[TASK BRIEF]: Reproduce the records below, renaming "track-point" to "path-marker" everywhere it appears and keeping everything else unchanged.

[START OF DATA TO PROCESS]

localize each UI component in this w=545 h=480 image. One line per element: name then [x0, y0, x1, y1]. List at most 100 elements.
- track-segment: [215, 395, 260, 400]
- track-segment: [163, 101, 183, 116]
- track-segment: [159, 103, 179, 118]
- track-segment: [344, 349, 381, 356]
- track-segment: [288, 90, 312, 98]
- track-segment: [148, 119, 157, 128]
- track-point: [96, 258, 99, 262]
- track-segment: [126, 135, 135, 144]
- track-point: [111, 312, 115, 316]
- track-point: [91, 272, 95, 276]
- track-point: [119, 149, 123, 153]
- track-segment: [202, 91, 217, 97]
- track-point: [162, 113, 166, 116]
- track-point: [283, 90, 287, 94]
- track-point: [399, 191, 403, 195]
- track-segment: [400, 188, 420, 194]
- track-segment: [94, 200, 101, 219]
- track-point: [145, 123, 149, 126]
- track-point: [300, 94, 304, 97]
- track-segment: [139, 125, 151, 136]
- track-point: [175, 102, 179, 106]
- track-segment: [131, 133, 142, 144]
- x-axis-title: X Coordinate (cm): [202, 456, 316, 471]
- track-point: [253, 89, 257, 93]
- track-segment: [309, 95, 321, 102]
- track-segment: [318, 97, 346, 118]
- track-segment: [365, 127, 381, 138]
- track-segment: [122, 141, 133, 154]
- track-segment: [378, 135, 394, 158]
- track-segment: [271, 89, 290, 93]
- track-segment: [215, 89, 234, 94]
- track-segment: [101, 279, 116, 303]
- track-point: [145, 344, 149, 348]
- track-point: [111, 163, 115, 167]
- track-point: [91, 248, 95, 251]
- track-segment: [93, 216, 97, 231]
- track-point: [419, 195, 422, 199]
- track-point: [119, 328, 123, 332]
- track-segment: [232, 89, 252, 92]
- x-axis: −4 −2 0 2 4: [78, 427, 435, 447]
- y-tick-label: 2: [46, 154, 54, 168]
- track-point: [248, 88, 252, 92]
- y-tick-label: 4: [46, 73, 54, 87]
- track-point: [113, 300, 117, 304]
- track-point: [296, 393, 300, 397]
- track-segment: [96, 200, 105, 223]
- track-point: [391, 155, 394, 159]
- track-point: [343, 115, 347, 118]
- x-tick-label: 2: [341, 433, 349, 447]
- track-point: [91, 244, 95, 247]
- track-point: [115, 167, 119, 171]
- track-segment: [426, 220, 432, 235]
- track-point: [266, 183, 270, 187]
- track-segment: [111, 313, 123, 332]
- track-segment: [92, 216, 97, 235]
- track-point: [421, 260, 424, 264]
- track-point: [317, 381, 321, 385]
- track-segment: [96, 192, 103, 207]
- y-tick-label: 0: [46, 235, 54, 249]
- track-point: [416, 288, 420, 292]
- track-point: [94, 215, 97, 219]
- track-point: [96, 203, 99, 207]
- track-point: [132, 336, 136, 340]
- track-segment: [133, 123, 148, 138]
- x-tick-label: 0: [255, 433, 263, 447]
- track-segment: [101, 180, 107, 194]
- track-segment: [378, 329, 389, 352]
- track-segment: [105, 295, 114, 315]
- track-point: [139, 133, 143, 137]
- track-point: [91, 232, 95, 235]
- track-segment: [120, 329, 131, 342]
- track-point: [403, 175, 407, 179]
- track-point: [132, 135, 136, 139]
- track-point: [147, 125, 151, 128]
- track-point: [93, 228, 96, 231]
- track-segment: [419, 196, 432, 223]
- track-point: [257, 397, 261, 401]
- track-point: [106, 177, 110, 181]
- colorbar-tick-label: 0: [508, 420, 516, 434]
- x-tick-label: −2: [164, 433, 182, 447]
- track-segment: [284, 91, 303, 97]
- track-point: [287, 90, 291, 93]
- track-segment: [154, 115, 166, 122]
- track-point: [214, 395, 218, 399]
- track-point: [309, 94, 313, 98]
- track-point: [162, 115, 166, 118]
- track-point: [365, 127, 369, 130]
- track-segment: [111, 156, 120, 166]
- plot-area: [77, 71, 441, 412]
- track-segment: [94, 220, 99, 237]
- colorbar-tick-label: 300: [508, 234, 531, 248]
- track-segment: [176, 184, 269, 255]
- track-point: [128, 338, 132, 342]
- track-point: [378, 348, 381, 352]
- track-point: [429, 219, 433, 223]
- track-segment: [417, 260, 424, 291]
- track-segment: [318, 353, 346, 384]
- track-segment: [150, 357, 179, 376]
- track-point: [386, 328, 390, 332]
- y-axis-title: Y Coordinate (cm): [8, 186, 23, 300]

[END OF DATA TO PROCESS]

[OUTPUT OF THE EXERCISE]:
localize each UI component in this w=545 h=480 image. One line per element: name then [x0, y0, x1, y1]. List at most 100 elements.
- track-segment: [215, 395, 260, 400]
- track-segment: [163, 101, 183, 116]
- track-segment: [159, 103, 179, 118]
- track-segment: [344, 349, 381, 356]
- track-segment: [288, 90, 312, 98]
- track-segment: [148, 119, 157, 128]
- path-marker: [96, 258, 99, 262]
- track-segment: [126, 135, 135, 144]
- path-marker: [111, 312, 115, 316]
- path-marker: [91, 272, 95, 276]
- path-marker: [119, 149, 123, 153]
- track-segment: [202, 91, 217, 97]
- path-marker: [162, 113, 166, 116]
- path-marker: [283, 90, 287, 94]
- path-marker: [399, 191, 403, 195]
- track-segment: [400, 188, 420, 194]
- track-segment: [94, 200, 101, 219]
- path-marker: [145, 123, 149, 126]
- path-marker: [300, 94, 304, 97]
- track-segment: [139, 125, 151, 136]
- path-marker: [175, 102, 179, 106]
- track-segment: [131, 133, 142, 144]
- x-axis-title: X Coordinate (cm): [202, 456, 316, 471]
- path-marker: [253, 89, 257, 93]
- track-segment: [309, 95, 321, 102]
- track-segment: [318, 97, 346, 118]
- track-segment: [365, 127, 381, 138]
- track-segment: [122, 141, 133, 154]
- track-segment: [378, 135, 394, 158]
- track-segment: [271, 89, 290, 93]
- track-segment: [215, 89, 234, 94]
- track-segment: [101, 279, 116, 303]
- path-marker: [145, 344, 149, 348]
- path-marker: [111, 163, 115, 167]
- path-marker: [91, 248, 95, 251]
- track-segment: [93, 216, 97, 231]
- path-marker: [419, 195, 422, 199]
- path-marker: [119, 328, 123, 332]
- track-segment: [232, 89, 252, 92]
- x-axis: −4 −2 0 2 4: [78, 427, 435, 447]
- y-tick-label: 2: [46, 154, 54, 168]
- path-marker: [248, 88, 252, 92]
- y-tick-label: 4: [46, 73, 54, 87]
- path-marker: [113, 300, 117, 304]
- path-marker: [296, 393, 300, 397]
- track-segment: [96, 200, 105, 223]
- path-marker: [391, 155, 394, 159]
- path-marker: [343, 115, 347, 118]
- x-tick-label: 2: [341, 433, 349, 447]
- path-marker: [91, 244, 95, 247]
- path-marker: [115, 167, 119, 171]
- track-segment: [426, 220, 432, 235]
- path-marker: [266, 183, 270, 187]
- track-segment: [111, 313, 123, 332]
- track-segment: [92, 216, 97, 235]
- path-marker: [421, 260, 424, 264]
- path-marker: [317, 381, 321, 385]
- track-segment: [96, 192, 103, 207]
- y-tick-label: 0: [46, 235, 54, 249]
- path-marker: [416, 288, 420, 292]
- path-marker: [94, 215, 97, 219]
- path-marker: [96, 203, 99, 207]
- path-marker: [132, 336, 136, 340]
- track-segment: [133, 123, 148, 138]
- x-tick-label: 0: [255, 433, 263, 447]
- track-segment: [101, 180, 107, 194]
- track-segment: [378, 329, 389, 352]
- track-segment: [105, 295, 114, 315]
- path-marker: [139, 133, 143, 137]
- path-marker: [91, 232, 95, 235]
- track-segment: [120, 329, 131, 342]
- path-marker: [403, 175, 407, 179]
- path-marker: [132, 135, 136, 139]
- path-marker: [147, 125, 151, 128]
- path-marker: [93, 228, 96, 231]
- track-segment: [419, 196, 432, 223]
- path-marker: [257, 397, 261, 401]
- path-marker: [106, 177, 110, 181]
- colorbar-tick-label: 0: [508, 420, 516, 434]
- x-tick-label: −2: [164, 433, 182, 447]
- track-segment: [284, 91, 303, 97]
- path-marker: [287, 90, 291, 93]
- track-segment: [154, 115, 166, 122]
- path-marker: [214, 395, 218, 399]
- path-marker: [309, 94, 313, 98]
- path-marker: [162, 115, 166, 118]
- path-marker: [365, 127, 369, 130]
- track-segment: [111, 156, 120, 166]
- plot-area: [77, 71, 441, 412]
- track-segment: [94, 220, 99, 237]
- colorbar-tick-label: 300: [508, 234, 531, 248]
- track-segment: [176, 184, 269, 255]
- path-marker: [128, 338, 132, 342]
- path-marker: [378, 348, 381, 352]
- path-marker: [429, 219, 433, 223]
- track-segment: [417, 260, 424, 291]
- track-segment: [318, 353, 346, 384]
- track-segment: [150, 357, 179, 376]
- path-marker: [386, 328, 390, 332]
- y-axis-title: Y Coordinate (cm): [8, 186, 23, 300]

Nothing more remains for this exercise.